Required work ::
1: In the text on banana exports and low wages, what price do small-scale farmers' bananas command on the fair trade market for a 40-pound box?
2: Continue the text on Oké USA and fair trade bananas, starting after its last paragraph.
##### Text #####
Big exports, low wages

In Ecuador, the largest banana exporter in the world, the government has set the legal minimum price for bananas at $3.35 for a 40-pound box, said Jordan Bar Am, Oké USA's operations manager. But in reality, he added, some farmers get as little as 80 cents. By contrast, bananas sold by small-scale farmers on the fair trade market command $7.75 for the same 40-pound box.

"That's the price that's needed to cover the cost of production and allow farmers to invest in the futures of their businesses and communities, and to provide adequate health care and send their kids to schools," said Bar Am.

Oké USA is now forging relationships with small-scale banana farmers, such as those in Ecuador's El Guabo cooperative, to help them get their products directly to the American market. Besides higher prices, farmers also receive a fair trade premium that helps them strengthen their communities by investing in things like education, clean water, and housing.

"Oké USA is a little guy with a big mission going up against a big marketplace," said Jaeda Harmon, a program officer for Oxfam's US regional office. "Its hope is that by working with small farmers and non-governmental organizations, and promoting consumer awareness, they'll sell a quality product that will give the farmers a chance."

Oxfam America has helped the whole process along by providing a grant that laid the groundwork for Oké USA's launch, as well as giving Red Tomato a two-year general support grant that included exploration of the joint venture with AgroFair.
##### Material shown #####
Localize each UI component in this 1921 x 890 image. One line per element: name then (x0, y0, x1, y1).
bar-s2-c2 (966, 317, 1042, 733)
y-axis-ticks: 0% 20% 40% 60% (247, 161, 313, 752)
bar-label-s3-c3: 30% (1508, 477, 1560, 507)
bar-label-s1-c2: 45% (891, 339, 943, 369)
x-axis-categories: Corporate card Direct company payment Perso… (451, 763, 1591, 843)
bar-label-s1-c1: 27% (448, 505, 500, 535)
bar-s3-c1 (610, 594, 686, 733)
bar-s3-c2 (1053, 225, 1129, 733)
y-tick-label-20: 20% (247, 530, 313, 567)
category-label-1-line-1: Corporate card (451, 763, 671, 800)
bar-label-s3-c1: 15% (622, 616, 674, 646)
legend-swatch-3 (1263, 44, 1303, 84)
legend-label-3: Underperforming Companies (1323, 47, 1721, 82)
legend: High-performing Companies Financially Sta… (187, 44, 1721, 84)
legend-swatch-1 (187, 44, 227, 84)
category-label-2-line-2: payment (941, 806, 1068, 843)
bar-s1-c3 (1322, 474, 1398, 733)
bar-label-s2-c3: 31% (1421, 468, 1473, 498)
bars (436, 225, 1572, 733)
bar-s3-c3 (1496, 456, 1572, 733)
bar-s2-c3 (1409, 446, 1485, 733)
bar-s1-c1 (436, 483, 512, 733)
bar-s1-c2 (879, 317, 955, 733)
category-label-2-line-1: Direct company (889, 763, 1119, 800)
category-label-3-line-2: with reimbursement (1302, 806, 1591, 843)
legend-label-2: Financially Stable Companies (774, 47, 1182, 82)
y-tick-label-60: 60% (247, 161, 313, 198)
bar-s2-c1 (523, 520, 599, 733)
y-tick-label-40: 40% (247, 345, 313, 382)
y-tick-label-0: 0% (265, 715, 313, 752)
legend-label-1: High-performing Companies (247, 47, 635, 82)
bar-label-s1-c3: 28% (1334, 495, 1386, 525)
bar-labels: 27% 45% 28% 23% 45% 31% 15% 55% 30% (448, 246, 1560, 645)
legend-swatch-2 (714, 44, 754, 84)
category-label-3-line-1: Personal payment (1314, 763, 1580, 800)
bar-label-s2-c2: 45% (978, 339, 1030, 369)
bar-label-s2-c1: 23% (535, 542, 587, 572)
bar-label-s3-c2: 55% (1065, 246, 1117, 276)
#####
Outputs by task ::
1: $7.75

2:
Going bananas

Now, the hard work has really started for Oké USA.

The company received its first shipment of 100,000 fair trade certified bananas-about 38,000 pounds-on August 17 in Boston. After parking them at a ripening facility for four days, Oké USA shipped the bananas throughout New England to about 70 different locations including co-op supermarkets, natural food stores, and college campuses. Since then, eight more shipments have reached Boston's shores and found their way into the bellies of Americans who, on average, each eat 33 pounds of bananas a year.

Regardless of how fast people consume them, the fruit is perishable-and that's just one of the mammoth challenges confronting Oké USA in this venture. Bananas are not like coffee: They can't sit on the shelf for weeks.

"With bananas, I'm bringing in 38,000 pounds and they can go bad in less than a week, so I've got to move them all the time," said Bar Am. "The perishability factor is huge."

Besides that, Oké USA is going head to head with the biggest banana companies in the country, and it doesn't have millions of dollars to spend on marketing. Educating consumers about the story behind fair trade bananas will be key-particularly as the retail prices for the fruit range from 69 cents to 99 cents a pound.

But once consumers are sold on the concept behind fair trade bananas, they might convince their local supermarkets to buy into the idea, too.

"Supermarkets are incredibly sensitive to consumer demand," said Bar Am. "If they find out it's popular, and there's a hook, they'll get behind it."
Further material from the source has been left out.